● **TASK BRIEF**: Put every line of the entries below into a Markdown table with the columns Row and Line. Number the rows and leave out blank lines.

● **INPUT ROWS**:
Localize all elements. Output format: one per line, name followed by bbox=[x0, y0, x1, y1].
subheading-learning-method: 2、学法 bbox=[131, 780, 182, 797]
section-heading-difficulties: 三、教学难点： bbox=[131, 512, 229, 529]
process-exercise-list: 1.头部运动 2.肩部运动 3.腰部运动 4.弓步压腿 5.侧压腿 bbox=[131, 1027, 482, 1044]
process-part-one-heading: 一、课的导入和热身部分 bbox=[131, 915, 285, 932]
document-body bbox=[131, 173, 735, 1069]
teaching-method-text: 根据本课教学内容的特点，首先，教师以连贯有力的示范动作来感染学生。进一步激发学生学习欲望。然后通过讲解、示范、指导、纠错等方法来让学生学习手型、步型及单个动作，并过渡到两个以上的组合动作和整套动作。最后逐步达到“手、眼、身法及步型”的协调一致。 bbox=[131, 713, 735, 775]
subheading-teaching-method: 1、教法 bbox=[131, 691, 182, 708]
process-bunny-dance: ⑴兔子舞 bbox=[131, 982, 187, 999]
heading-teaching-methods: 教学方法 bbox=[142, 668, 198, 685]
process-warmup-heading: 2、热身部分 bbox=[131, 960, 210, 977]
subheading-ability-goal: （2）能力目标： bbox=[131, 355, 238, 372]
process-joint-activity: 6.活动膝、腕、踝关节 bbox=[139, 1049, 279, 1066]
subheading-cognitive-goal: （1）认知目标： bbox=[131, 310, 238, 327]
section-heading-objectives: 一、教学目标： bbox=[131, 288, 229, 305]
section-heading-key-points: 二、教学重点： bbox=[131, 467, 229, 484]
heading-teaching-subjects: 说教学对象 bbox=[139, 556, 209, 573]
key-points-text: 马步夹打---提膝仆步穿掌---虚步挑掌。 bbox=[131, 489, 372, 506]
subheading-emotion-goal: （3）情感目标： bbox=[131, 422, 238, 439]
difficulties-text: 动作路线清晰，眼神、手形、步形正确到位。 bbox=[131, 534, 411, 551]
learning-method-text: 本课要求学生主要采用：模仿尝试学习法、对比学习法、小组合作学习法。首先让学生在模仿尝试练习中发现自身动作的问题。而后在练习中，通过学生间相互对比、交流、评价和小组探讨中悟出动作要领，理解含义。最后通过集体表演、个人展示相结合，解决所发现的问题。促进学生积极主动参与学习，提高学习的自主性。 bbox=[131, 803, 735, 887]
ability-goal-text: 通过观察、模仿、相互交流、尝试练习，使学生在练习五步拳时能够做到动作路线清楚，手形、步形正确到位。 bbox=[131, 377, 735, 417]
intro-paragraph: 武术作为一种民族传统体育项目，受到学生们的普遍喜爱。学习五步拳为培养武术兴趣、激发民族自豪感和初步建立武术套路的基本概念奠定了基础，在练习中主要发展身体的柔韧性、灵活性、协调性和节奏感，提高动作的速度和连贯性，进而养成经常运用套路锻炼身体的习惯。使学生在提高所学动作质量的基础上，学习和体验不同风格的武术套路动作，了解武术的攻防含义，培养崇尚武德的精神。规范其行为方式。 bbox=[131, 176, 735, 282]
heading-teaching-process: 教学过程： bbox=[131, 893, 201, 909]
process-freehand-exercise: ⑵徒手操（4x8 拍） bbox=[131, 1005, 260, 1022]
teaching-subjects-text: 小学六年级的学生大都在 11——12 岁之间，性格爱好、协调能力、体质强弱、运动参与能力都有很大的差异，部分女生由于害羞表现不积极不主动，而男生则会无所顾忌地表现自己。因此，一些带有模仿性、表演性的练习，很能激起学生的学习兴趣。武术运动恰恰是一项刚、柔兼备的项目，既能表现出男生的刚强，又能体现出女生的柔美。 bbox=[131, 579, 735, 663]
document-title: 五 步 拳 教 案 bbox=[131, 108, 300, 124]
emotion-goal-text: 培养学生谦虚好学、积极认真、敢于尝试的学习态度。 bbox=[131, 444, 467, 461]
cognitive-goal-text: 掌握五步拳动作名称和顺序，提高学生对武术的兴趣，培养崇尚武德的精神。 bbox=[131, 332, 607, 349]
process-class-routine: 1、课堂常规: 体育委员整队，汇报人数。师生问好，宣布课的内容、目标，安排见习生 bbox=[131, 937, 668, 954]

● **THE OUTPUT**:
| Row | Line |
|---|---|
| 1 | Localize all elements. Output format: one per line, name followed by bbox=[x0, y0, x1, y1]. |
| 2 | subheading-learning-method: 2、学法 bbox=[131, 780, 182, 797] |
| 3 | section-heading-difficulties: 三、教学难点： bbox=[131, 512, 229, 529] |
| 4 | process-exercise-list: 1.头部运动 2.肩部运动 3.腰部运动 4.弓步压腿 5.侧压腿 bbox=[131, 1027, 482, 1044] |
| 5 | process-part-one-heading: 一、课的导入和热身部分 bbox=[131, 915, 285, 932] |
| 6 | document-body bbox=[131, 173, 735, 1069] |
| 7 | teaching-method-text: 根据本课教学内容的特点，首先，教师以连贯有力的示范动作来感染学生。进一步激发学生学习欲望。然后通过讲解、示范、指导、纠错等方法来让学生学习手型、步型及单个动作，并过渡到两个以上的组合动作和整套动作。最后逐步达到“手、眼、身法及步型”的协调一致。 bbox=[131, 713, 735, 775] |
| 8 | subheading-teaching-method: 1、教法 bbox=[131, 691, 182, 708] |
| 9 | process-bunny-dance: ⑴兔子舞 bbox=[131, 982, 187, 999] |
| 10 | heading-teaching-methods: 教学方法 bbox=[142, 668, 198, 685] |
| 11 | process-warmup-heading: 2、热身部分 bbox=[131, 960, 210, 977] |
| 12 | subheading-ability-goal: （2）能力目标： bbox=[131, 355, 238, 372] |
| 13 | process-joint-activity: 6.活动膝、腕、踝关节 bbox=[139, 1049, 279, 1066] |
| 14 | subheading-cognitive-goal: （1）认知目标： bbox=[131, 310, 238, 327] |
| 15 | section-heading-objectives: 一、教学目标： bbox=[131, 288, 229, 305] |
| 16 | section-heading-key-points: 二、教学重点： bbox=[131, 467, 229, 484] |
| 17 | heading-teaching-subjects: 说教学对象 bbox=[139, 556, 209, 573] |
| 18 | key-points-text: 马步夹打---提膝仆步穿掌---虚步挑掌。 bbox=[131, 489, 372, 506] |
| 19 | subheading-emotion-goal: （3）情感目标： bbox=[131, 422, 238, 439] |
| 20 | difficulties-text: 动作路线清晰，眼神、手形、步形正确到位。 bbox=[131, 534, 411, 551] |
| 21 | learning-method-text: 本课要求学生主要采用：模仿尝试学习法、对比学习法、小组合作学习法。首先让学生在模仿尝试练习中发现自身动作的问题。而后在练习中，通过学生间相互对比、交流、评价和小组探讨中悟出动作要领，理解含义。最后通过集体表演、个人展示相结合，解决所发现的问题。促进学生积极主动参与学习，提高学习的自主性。 bbox=[131, 803, 735, 887] |
| 22 | ability-goal-text: 通过观察、模仿、相互交流、尝试练习，使学生在练习五步拳时能够做到动作路线清楚，手形、步形正确到位。 bbox=[131, 377, 735, 417] |
| 23 | intro-paragraph: 武术作为一种民族传统体育项目，受到学生们的普遍喜爱。学习五步拳为培养武术兴趣、激发民族自豪感和初步建立武术套路的基本概念奠定了基础，在练习中主要发展身体的柔韧性、灵活性、协调性和节奏感，提高动作的速度和连贯性，进而养成经常运用套路锻炼身体的习惯。使学生在提高所学动作质量的基础上，学习和体验不同风格的武术套路动作，了解武术的攻防含义，培养崇尚武德的精神。规范其行为方式。 bbox=[131, 176, 735, 282] |
| 24 | heading-teaching-process: 教学过程： bbox=[131, 893, 201, 909] |
| 25 | process-freehand-exercise: ⑵徒手操（4x8 拍） bbox=[131, 1005, 260, 1022] |
| 26 | teaching-subjects-text: 小学六年级的学生大都在 11——12 岁之间，性格爱好、协调能力、体质强弱、运动参与能力都有很大的差异，部分女生由于害羞表现不积极不主动，而男生则会无所顾忌地表现自己。因此，一些带有模仿性、表演性的练习，很能激起学生的学习兴趣。武术运动恰恰是一项刚、柔兼备的项目，既能表现出男生的刚强，又能体现出女生的柔美。 bbox=[131, 579, 735, 663] |
| 27 | document-title: 五 步 拳 教 案 bbox=[131, 108, 300, 124] |
| 28 | emotion-goal-text: 培养学生谦虚好学、积极认真、敢于尝试的学习态度。 bbox=[131, 444, 467, 461] |
| 29 | cognitive-goal-text: 掌握五步拳动作名称和顺序，提高学生对武术的兴趣，培养崇尚武德的精神。 bbox=[131, 332, 607, 349] |
| 30 | process-class-routine: 1、课堂常规: 体育委员整队，汇报人数。师生问好，宣布课的内容、目标，安排见习生 bbox=[131, 937, 668, 954] |